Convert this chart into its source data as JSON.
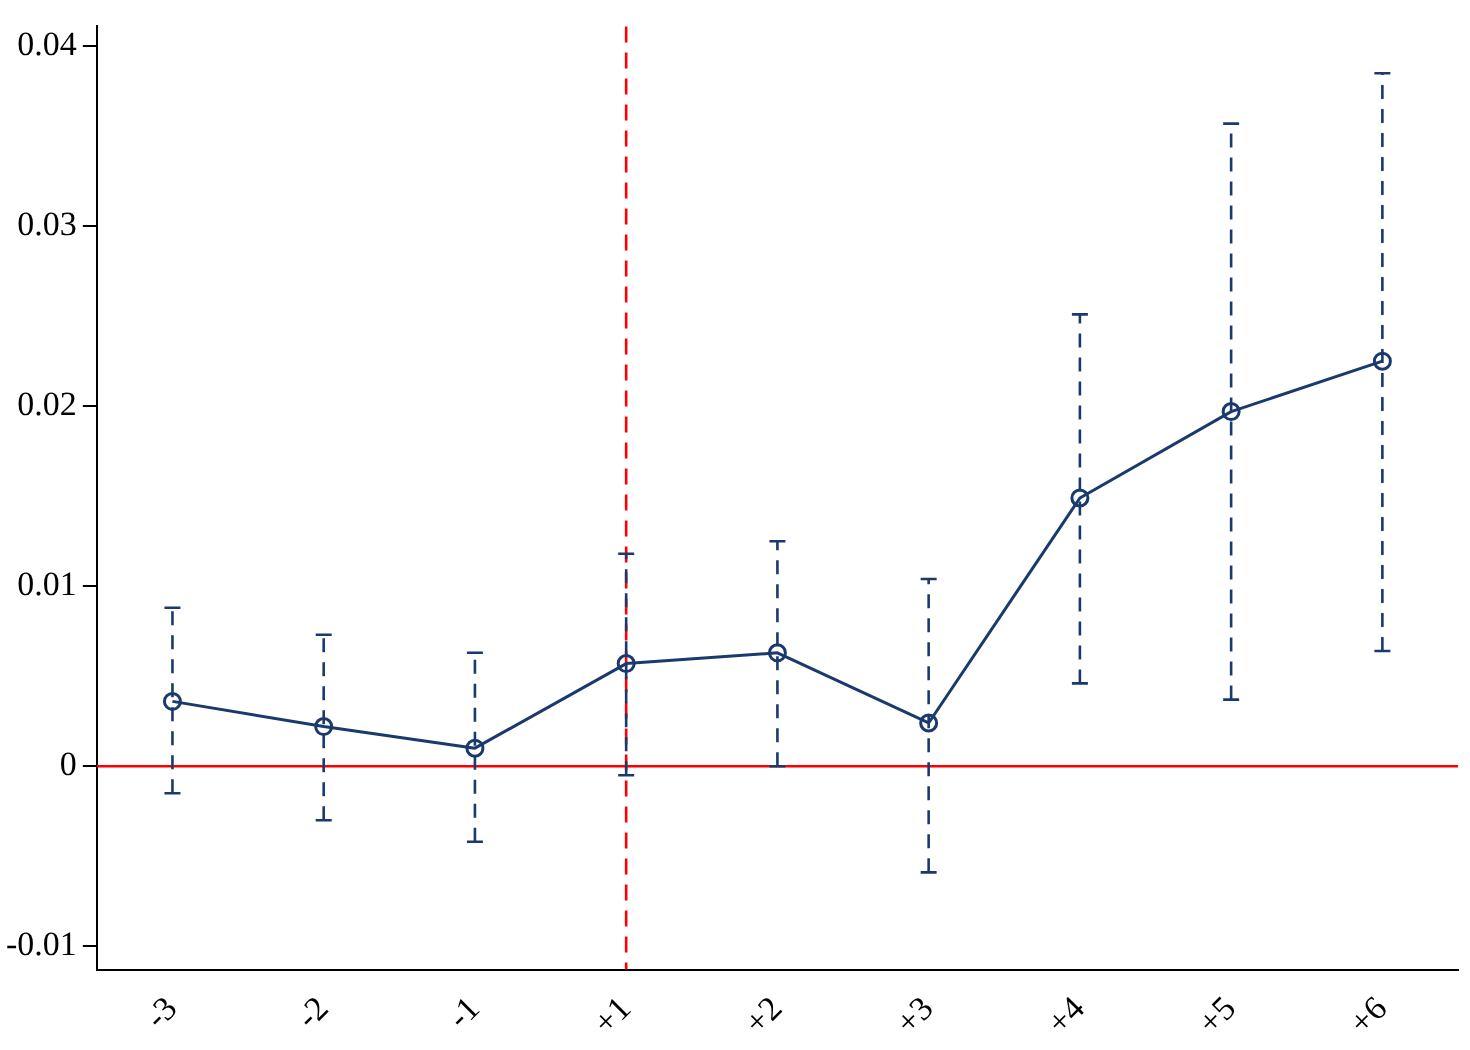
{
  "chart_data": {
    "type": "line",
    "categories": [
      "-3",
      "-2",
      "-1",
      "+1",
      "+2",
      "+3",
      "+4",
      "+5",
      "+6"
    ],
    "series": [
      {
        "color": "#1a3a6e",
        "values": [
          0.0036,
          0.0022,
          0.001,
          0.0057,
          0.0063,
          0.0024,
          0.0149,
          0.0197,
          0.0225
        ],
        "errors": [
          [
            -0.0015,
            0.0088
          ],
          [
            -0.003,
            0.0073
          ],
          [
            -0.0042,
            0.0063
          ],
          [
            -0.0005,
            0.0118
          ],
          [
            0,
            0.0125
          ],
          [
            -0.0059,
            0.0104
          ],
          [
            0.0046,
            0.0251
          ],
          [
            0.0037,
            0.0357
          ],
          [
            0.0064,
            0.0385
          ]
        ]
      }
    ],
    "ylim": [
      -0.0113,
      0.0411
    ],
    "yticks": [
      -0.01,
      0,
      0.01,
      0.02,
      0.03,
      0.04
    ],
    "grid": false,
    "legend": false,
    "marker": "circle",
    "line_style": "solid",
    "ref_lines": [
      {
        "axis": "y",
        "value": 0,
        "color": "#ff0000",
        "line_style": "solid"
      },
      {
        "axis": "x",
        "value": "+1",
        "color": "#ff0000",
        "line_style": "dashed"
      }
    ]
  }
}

-=-=-

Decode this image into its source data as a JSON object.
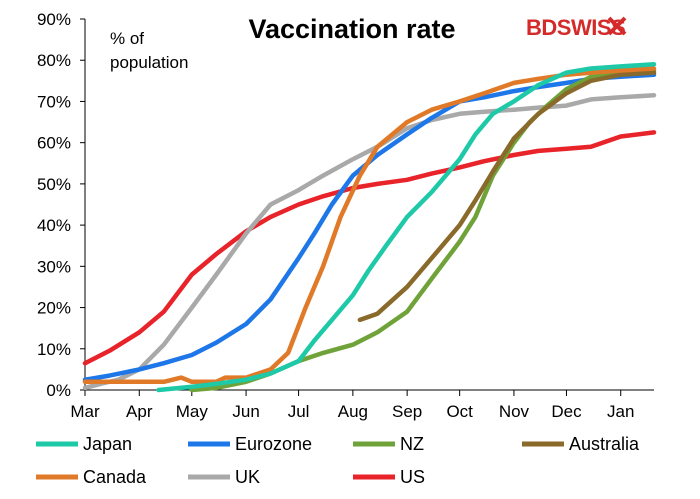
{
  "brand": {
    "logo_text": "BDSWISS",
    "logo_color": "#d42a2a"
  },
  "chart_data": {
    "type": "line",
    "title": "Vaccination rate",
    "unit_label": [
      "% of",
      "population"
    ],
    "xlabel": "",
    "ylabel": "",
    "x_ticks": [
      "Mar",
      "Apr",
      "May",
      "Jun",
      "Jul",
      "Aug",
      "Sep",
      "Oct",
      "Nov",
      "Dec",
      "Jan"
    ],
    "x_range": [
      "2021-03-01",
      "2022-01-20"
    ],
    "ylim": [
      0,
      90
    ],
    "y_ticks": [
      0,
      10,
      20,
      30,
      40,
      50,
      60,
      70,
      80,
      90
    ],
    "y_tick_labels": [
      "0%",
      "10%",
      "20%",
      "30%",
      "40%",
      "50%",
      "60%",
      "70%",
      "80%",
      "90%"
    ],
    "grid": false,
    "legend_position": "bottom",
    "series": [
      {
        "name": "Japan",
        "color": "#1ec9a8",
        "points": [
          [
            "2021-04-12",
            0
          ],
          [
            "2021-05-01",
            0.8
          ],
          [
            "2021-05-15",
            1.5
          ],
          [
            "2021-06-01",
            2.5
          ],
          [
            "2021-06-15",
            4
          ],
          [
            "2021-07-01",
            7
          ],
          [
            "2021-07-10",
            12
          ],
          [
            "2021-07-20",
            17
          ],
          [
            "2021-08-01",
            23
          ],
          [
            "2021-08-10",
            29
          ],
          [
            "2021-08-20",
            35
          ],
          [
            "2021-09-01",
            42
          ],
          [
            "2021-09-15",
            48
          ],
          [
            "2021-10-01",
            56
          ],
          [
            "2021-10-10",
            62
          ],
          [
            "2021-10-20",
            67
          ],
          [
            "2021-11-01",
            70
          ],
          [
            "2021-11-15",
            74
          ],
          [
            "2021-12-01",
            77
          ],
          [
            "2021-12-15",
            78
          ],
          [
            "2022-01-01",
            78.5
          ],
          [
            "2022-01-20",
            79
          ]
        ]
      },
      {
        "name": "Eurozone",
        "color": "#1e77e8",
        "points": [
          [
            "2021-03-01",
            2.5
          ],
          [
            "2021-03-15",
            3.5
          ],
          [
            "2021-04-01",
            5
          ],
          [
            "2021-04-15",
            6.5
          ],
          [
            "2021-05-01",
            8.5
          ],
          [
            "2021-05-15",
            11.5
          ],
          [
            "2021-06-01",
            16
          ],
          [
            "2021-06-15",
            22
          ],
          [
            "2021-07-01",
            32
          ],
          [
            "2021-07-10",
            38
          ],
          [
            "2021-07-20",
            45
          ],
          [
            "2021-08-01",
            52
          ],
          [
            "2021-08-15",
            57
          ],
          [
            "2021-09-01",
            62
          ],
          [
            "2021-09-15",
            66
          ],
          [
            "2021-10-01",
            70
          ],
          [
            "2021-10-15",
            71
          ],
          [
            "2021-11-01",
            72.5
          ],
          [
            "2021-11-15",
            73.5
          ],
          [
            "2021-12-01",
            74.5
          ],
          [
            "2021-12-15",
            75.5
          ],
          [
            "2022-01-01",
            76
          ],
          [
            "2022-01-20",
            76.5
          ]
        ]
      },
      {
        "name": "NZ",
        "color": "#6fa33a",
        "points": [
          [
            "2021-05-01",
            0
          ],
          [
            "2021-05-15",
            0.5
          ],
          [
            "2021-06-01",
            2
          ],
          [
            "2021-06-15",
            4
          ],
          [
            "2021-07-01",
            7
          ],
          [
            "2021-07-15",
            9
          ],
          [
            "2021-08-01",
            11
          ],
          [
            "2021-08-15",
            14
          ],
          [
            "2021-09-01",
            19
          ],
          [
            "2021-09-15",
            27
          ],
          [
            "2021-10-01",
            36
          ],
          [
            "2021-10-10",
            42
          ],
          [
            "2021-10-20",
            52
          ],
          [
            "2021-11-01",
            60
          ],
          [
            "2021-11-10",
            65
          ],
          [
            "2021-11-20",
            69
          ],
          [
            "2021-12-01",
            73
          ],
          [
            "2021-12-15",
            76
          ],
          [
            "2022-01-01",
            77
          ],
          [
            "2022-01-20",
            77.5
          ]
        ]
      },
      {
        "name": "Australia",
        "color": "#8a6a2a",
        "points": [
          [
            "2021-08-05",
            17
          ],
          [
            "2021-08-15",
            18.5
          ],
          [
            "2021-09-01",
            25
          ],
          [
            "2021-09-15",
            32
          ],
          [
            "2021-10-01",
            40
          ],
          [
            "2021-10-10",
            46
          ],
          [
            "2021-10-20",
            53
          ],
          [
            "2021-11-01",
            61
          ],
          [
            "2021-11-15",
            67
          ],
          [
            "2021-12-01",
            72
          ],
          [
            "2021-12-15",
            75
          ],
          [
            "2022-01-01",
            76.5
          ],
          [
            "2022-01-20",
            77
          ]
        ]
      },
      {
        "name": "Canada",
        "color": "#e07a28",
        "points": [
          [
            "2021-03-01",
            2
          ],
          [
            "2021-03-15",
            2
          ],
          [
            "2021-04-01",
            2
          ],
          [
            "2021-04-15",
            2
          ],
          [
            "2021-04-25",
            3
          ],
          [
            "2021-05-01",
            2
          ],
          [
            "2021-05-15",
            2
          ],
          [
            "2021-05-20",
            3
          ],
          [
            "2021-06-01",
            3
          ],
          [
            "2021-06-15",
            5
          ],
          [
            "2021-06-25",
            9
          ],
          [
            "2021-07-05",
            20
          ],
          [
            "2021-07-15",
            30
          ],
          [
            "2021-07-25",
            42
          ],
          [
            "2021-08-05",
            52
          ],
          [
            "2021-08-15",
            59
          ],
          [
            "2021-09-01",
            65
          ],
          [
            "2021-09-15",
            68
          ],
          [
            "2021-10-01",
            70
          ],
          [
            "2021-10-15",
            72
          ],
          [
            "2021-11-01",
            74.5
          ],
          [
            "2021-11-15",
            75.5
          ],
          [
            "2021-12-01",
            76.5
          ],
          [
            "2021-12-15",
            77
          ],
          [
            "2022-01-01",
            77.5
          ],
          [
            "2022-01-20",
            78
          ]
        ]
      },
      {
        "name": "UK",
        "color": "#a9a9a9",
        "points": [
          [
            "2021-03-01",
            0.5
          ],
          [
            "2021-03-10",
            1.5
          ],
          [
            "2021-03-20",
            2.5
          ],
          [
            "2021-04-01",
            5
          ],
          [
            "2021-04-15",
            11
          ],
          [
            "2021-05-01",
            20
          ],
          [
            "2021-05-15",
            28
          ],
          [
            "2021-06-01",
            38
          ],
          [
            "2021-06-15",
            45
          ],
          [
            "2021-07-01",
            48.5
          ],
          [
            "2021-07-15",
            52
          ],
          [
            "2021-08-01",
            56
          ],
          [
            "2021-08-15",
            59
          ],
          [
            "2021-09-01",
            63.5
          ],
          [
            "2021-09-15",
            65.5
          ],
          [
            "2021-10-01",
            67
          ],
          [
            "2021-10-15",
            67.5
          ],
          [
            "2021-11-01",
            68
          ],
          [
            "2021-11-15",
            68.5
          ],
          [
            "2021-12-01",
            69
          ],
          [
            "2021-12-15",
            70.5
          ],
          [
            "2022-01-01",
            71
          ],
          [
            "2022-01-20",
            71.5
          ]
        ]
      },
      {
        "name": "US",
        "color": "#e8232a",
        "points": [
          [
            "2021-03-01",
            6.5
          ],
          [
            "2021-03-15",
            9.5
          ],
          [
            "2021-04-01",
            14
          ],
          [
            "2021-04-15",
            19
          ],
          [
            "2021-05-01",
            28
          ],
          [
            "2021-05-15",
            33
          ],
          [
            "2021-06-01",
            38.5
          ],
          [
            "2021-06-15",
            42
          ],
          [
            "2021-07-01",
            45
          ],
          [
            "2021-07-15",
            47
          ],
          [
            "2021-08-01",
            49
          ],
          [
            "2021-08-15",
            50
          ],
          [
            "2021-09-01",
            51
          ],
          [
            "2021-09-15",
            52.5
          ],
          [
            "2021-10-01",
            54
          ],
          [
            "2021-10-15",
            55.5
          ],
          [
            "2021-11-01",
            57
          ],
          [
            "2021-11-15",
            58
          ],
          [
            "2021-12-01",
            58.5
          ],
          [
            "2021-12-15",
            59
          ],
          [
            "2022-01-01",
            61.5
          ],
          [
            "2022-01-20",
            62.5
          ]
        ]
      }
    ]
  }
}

-=-=-

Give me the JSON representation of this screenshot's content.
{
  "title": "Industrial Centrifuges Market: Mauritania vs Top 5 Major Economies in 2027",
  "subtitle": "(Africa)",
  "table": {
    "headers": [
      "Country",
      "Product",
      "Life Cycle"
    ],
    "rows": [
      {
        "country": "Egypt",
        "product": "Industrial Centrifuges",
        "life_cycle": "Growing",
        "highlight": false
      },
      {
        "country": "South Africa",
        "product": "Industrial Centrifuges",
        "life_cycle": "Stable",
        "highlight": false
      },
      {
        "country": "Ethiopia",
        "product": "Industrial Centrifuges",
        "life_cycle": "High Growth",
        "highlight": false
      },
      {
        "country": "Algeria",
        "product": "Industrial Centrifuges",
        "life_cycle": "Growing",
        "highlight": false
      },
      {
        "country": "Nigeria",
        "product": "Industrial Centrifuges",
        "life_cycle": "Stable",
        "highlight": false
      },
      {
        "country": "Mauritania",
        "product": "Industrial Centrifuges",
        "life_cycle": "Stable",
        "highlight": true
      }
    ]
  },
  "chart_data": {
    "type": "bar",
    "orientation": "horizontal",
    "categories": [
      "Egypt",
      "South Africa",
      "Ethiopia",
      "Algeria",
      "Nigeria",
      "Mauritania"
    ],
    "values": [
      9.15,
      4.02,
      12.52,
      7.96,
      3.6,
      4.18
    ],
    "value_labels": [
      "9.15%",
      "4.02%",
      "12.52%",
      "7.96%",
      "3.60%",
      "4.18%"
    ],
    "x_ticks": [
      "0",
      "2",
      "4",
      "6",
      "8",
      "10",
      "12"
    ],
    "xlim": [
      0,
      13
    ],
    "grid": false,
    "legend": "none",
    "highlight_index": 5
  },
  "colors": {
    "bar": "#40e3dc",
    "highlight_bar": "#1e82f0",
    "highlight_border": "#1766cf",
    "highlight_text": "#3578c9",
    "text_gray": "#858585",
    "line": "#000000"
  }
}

-=-=-

In the entries above, find every line holding the word "Africa" and copy it out.

● **Written answer**
  "subtitle": "(Africa)",
        "country": "South Africa",
      "South Africa",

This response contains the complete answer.